A block of data
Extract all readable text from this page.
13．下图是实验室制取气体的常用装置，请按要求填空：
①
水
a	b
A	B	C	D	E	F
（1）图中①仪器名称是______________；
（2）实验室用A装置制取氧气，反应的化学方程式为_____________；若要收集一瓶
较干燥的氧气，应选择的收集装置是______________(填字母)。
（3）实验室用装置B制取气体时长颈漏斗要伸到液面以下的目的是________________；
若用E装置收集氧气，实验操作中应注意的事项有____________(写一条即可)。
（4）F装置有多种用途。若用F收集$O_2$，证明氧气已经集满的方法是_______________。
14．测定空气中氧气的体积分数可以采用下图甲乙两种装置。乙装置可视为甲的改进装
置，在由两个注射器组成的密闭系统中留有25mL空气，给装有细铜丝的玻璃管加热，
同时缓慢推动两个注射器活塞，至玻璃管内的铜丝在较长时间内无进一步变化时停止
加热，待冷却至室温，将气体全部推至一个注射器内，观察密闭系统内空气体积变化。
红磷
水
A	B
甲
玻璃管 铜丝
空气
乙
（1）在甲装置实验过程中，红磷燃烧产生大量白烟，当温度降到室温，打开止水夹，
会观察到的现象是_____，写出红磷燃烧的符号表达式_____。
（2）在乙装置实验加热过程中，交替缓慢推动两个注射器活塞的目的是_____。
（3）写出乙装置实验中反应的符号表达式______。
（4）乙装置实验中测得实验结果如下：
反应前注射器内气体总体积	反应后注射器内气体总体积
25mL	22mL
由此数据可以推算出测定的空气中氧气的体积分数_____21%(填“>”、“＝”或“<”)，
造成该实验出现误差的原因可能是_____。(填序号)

__Given task__: All of the material must be reproduced exactly.

__Result for this task__:
Extract all readable text from this page.
13．下图是实验室制取气体的常用装置，请按要求填空：
①
水
a	b
A	B	C	D	E	F
（1）图中①仪器名称是______________；
（2）实验室用A装置制取氧气，反应的化学方程式为_____________；若要收集一瓶
较干燥的氧气，应选择的收集装置是______________(填字母)。
（3）实验室用装置B制取气体时长颈漏斗要伸到液面以下的目的是________________；
若用E装置收集氧气，实验操作中应注意的事项有____________(写一条即可)。
（4）F装置有多种用途。若用F收集$O_2$，证明氧气已经集满的方法是_______________。
14．测定空气中氧气的体积分数可以采用下图甲乙两种装置。乙装置可视为甲的改进装
置，在由两个注射器组成的密闭系统中留有25mL空气，给装有细铜丝的玻璃管加热，
同时缓慢推动两个注射器活塞，至玻璃管内的铜丝在较长时间内无进一步变化时停止
加热，待冷却至室温，将气体全部推至一个注射器内，观察密闭系统内空气体积变化。
红磷
水
A	B
甲
玻璃管 铜丝
空气
乙
（1）在甲装置实验过程中，红磷燃烧产生大量白烟，当温度降到室温，打开止水夹，
会观察到的现象是_____，写出红磷燃烧的符号表达式_____。
（2）在乙装置实验加热过程中，交替缓慢推动两个注射器活塞的目的是_____。
（3）写出乙装置实验中反应的符号表达式______。
（4）乙装置实验中测得实验结果如下：
反应前注射器内气体总体积	反应后注射器内气体总体积
25mL	22mL
由此数据可以推算出测定的空气中氧气的体积分数_____21%(填“>”、“＝”或“<”)，
造成该实验出现误差的原因可能是_____。(填序号)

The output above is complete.